Identify the lines holding "Нравится" and copy them.

**GIVEN DATA**:
▼
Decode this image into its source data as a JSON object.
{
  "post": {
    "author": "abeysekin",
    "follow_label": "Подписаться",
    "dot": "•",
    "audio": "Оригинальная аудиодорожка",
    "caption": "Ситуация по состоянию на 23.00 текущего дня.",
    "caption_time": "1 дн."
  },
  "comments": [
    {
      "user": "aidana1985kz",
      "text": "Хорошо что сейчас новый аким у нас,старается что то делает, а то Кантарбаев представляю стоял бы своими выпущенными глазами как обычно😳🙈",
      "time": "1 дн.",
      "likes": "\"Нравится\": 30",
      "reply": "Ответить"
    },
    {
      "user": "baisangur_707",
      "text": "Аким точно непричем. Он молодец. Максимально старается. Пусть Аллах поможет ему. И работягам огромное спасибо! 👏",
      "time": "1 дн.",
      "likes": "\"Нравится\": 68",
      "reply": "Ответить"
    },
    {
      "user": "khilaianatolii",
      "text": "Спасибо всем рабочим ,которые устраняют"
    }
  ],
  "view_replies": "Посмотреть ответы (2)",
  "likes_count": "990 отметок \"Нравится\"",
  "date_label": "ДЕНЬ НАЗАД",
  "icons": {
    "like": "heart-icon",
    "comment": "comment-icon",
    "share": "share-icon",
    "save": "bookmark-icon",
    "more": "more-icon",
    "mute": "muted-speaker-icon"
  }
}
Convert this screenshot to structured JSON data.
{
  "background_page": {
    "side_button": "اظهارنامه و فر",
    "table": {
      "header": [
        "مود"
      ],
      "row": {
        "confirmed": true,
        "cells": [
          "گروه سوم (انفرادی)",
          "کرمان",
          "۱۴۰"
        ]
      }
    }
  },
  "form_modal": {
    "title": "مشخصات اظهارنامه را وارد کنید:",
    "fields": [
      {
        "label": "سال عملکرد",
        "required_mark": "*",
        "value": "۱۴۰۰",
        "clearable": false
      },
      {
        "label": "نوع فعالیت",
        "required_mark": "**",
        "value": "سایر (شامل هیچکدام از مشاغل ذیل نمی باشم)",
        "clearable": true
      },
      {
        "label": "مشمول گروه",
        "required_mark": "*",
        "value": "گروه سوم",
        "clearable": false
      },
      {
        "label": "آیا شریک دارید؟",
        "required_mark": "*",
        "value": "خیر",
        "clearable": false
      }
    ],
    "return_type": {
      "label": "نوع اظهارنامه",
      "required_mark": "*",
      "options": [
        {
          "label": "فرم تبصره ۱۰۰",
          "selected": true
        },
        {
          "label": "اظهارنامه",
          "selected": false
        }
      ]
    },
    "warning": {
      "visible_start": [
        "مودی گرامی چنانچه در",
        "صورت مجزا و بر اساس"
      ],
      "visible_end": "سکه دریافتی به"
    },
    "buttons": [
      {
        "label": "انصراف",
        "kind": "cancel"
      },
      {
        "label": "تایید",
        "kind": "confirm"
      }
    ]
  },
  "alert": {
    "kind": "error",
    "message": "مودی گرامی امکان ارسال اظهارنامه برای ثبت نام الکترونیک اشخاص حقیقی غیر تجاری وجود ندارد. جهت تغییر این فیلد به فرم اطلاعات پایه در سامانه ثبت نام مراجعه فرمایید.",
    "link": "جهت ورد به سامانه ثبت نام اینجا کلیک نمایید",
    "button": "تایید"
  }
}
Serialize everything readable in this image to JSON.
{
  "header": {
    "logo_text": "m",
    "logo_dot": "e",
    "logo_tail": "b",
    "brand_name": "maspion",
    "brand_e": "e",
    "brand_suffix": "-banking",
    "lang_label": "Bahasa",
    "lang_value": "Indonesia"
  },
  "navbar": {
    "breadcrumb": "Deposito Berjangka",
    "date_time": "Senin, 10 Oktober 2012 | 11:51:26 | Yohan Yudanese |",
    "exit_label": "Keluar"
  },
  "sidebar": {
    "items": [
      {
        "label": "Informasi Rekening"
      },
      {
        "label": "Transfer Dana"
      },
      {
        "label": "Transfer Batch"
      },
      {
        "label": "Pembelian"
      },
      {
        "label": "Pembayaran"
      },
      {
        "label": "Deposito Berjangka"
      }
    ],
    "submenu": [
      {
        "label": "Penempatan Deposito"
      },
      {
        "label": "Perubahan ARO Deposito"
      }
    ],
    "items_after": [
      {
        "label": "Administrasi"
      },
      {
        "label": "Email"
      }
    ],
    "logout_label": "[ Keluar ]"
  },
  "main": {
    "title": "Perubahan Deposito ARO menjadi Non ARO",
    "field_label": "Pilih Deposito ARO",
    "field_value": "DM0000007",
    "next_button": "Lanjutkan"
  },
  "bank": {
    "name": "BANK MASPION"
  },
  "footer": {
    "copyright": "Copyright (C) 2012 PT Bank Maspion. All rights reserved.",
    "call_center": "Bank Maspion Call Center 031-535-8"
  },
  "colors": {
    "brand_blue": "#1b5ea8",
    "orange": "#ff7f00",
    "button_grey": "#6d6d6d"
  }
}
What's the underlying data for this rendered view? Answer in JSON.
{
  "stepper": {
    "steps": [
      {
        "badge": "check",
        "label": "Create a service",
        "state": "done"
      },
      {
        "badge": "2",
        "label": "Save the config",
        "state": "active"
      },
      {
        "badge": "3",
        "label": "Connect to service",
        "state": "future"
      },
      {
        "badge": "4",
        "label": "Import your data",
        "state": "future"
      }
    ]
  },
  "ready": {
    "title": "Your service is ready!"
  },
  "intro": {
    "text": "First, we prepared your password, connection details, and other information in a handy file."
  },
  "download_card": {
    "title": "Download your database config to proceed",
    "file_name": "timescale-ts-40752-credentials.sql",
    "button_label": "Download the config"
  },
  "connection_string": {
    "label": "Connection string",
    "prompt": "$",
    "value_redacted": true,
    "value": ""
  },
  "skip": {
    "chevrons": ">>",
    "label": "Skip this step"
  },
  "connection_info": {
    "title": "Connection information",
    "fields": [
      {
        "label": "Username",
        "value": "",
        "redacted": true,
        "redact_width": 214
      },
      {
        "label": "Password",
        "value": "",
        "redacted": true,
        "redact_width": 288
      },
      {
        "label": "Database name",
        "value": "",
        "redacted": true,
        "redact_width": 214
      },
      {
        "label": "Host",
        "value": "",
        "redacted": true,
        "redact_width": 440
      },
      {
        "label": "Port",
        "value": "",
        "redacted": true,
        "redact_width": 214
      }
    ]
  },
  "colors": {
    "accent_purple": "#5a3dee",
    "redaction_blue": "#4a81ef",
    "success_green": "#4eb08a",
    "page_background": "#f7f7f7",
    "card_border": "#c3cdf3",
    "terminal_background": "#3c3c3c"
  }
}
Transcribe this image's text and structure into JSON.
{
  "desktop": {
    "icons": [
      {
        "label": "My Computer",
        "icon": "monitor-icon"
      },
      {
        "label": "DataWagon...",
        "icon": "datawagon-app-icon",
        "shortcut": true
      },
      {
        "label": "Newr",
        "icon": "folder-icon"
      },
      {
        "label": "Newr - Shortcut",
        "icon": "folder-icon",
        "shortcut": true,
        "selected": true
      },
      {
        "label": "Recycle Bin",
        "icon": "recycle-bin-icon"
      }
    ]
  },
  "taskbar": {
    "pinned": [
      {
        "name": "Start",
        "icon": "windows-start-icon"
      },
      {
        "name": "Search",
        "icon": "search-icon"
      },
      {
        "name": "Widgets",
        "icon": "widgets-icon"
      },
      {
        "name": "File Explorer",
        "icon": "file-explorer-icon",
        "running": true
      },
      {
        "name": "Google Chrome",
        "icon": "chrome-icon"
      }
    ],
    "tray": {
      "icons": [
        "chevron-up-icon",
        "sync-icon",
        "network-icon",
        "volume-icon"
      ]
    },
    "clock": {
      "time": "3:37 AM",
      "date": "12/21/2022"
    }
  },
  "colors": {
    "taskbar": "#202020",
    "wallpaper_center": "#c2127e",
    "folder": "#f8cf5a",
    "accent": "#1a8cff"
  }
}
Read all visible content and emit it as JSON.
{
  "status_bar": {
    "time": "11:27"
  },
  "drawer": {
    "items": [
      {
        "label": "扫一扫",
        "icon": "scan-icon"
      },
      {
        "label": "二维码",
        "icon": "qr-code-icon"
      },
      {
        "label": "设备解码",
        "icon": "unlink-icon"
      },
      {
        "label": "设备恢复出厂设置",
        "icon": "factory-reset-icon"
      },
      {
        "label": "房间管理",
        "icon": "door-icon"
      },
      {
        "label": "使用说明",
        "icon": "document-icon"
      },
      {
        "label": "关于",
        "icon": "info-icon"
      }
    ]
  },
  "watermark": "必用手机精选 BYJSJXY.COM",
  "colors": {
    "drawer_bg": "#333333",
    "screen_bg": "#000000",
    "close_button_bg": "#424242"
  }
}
▲
**SOLUTION**:
      "likes": "\"Нравится\": 30",
      "likes": "\"Нравится\": 68",
  "likes_count": "990 отметок \"Нравится\"",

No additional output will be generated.